• _WRITTEN EXERCISE_: Find the string "must" and gather every line that holds it.
***** DATA FOR PROCESSING
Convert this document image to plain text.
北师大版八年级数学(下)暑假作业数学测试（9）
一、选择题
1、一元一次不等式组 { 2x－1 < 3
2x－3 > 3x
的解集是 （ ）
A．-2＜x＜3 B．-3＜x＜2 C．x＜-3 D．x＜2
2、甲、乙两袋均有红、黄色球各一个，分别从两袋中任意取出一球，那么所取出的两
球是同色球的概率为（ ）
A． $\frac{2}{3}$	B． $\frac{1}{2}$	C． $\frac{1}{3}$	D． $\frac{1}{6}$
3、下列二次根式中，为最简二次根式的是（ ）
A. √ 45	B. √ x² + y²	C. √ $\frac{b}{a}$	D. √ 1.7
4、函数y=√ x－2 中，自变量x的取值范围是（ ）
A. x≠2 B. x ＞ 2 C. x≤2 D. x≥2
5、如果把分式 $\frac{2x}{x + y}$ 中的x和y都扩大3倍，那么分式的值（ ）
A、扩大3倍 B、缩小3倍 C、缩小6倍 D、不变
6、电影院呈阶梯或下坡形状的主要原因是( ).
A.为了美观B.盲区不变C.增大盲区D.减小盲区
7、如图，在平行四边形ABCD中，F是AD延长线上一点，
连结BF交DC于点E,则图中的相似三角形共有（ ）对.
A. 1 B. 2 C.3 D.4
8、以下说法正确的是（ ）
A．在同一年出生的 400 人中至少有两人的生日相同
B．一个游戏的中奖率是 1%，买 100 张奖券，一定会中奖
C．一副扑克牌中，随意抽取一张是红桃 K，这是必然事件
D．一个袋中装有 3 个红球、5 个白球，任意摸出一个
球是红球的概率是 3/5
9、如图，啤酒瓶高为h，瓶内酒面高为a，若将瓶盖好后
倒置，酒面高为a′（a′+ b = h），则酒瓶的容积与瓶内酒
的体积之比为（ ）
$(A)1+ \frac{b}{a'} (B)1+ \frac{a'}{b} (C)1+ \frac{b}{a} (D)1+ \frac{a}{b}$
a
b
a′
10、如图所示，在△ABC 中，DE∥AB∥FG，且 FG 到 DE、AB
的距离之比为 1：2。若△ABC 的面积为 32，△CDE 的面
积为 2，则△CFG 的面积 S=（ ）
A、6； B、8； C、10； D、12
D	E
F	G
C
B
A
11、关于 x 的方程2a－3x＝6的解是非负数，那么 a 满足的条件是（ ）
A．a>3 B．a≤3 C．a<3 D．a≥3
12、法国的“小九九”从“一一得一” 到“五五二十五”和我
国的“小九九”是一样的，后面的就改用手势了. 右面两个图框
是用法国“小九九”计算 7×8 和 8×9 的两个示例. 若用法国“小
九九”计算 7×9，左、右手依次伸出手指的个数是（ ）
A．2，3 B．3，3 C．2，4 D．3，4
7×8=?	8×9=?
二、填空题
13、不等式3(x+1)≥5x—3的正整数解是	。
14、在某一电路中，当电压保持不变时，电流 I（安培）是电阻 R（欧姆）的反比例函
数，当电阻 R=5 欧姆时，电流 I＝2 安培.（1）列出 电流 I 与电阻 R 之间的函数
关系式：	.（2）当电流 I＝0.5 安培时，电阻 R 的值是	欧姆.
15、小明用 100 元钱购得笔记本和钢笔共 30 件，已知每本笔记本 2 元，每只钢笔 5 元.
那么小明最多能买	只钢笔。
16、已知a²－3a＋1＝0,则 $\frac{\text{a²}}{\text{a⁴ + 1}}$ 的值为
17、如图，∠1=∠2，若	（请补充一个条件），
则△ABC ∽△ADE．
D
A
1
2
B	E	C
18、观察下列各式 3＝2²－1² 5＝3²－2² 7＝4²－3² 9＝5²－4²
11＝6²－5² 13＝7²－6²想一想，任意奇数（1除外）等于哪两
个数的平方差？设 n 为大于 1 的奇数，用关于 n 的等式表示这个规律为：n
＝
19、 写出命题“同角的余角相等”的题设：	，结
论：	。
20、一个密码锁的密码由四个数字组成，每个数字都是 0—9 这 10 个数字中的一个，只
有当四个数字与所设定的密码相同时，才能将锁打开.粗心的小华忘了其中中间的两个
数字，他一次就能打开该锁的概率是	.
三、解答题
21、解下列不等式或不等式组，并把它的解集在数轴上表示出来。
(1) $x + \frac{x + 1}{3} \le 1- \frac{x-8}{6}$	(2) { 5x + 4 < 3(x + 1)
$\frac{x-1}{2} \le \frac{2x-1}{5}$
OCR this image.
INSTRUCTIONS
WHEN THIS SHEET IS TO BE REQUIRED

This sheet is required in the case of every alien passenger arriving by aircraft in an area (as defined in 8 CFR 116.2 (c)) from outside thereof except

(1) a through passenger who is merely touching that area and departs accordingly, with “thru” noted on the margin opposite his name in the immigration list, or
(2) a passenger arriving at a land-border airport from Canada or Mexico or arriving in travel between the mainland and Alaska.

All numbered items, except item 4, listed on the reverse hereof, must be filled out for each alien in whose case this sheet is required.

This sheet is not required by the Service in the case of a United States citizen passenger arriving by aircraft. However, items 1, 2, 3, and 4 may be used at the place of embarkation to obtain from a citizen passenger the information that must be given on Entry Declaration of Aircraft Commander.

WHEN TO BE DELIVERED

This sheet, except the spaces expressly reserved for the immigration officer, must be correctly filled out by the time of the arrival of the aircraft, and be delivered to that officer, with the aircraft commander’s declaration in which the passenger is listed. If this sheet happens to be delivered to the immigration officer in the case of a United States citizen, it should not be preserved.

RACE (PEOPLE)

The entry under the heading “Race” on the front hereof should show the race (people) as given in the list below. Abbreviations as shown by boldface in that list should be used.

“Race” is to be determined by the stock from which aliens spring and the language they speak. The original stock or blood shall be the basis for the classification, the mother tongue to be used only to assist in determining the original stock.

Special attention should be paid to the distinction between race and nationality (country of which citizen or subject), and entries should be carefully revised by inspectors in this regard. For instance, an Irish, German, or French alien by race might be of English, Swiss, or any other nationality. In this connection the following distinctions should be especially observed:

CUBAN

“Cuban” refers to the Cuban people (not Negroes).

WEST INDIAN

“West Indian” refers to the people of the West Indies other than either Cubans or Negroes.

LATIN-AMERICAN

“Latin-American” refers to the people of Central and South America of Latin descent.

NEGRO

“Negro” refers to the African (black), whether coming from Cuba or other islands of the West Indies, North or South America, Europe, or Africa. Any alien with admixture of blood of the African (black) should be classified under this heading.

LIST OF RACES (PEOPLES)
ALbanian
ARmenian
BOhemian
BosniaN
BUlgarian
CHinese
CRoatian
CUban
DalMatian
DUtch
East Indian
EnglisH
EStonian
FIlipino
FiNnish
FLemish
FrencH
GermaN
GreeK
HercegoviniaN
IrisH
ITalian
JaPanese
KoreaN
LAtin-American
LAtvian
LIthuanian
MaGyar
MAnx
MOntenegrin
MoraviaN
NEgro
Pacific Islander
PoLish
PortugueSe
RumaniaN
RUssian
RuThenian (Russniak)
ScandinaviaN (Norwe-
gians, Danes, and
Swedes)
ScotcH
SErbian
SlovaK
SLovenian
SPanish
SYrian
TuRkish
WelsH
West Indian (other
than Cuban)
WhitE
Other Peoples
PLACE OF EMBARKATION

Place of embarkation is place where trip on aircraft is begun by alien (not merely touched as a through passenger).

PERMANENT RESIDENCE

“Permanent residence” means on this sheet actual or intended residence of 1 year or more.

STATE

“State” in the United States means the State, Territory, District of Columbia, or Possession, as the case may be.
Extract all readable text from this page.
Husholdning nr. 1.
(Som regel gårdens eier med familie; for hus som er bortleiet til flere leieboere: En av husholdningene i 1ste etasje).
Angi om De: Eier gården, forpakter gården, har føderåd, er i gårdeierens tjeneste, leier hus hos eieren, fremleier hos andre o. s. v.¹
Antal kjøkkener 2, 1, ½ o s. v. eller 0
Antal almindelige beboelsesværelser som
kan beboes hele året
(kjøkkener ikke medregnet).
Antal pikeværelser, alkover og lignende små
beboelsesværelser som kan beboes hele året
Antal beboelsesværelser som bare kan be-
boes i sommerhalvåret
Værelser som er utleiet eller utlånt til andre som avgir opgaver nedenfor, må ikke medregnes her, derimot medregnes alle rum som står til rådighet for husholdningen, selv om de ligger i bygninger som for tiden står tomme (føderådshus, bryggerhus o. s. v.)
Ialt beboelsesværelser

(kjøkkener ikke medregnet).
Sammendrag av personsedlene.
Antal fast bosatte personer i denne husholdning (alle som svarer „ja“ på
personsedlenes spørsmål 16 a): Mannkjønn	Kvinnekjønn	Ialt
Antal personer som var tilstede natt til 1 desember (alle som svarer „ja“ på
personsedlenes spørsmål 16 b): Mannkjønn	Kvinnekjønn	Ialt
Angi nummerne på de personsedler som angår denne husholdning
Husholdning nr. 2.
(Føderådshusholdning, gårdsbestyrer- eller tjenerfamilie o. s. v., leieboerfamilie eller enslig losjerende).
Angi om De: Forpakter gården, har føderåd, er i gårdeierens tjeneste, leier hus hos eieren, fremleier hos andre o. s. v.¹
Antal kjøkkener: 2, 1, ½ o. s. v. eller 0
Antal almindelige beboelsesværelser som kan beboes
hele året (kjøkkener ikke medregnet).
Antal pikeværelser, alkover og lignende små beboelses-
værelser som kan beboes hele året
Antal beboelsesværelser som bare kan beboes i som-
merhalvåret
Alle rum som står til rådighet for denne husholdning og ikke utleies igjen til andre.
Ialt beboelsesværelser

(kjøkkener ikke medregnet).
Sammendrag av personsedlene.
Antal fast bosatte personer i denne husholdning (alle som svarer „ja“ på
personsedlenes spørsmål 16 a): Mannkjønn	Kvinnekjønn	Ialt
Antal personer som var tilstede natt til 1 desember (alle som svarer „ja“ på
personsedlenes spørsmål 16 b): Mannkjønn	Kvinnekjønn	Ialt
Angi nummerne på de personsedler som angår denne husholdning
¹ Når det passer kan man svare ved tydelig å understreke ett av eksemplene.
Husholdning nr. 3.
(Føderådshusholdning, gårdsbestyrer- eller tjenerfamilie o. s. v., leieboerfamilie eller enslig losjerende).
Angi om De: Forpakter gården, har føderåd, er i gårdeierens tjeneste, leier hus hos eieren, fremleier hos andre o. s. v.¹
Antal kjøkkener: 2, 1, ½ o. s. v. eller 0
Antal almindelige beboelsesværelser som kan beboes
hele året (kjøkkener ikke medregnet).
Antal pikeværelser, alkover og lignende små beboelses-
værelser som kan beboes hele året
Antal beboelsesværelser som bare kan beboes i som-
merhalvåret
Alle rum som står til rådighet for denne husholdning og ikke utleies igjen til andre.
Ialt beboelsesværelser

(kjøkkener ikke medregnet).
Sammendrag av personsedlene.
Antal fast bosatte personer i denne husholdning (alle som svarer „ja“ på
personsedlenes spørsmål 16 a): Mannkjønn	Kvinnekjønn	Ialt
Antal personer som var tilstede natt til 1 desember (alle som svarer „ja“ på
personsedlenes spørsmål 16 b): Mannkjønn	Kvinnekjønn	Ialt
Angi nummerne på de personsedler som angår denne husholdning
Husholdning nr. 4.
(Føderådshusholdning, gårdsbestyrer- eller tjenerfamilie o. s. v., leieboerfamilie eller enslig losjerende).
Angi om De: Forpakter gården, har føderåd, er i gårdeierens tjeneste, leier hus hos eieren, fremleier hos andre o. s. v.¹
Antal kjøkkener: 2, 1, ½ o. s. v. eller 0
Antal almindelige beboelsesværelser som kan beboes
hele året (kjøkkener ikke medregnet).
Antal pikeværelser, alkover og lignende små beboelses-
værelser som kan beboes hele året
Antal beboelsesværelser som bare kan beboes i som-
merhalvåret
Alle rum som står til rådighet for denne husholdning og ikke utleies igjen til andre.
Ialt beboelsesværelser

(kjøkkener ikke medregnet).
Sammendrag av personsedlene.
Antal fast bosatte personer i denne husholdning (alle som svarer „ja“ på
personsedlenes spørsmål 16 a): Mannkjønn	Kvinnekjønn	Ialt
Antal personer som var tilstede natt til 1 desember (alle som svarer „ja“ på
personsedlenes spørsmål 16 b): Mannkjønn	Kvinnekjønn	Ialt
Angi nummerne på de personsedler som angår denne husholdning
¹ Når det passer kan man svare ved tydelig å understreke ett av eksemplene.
**********
• _WRITTEN RESPONSE_:
All numbered items, except item 4, listed on the reverse hereof, must be filled out for each alien in whose case this sheet is required.
This sheet is not required by the Service in the case of a United States citizen passenger arriving by aircraft. However, items 1, 2, 3, and 4 may be used at the place of embarkation to obtain from a citizen passenger the information that must be given on Entry Declaration of Aircraft Commander.
This sheet, except the spaces expressly reserved for the immigration officer, must be correctly filled out by the time of the arrival of the aircraft, and be delivered to that officer, with the aircraft commander’s declaration in which the passenger is listed. If this sheet happens to be delivered to the immigration officer in the case of a United States citizen, it should not be preserved.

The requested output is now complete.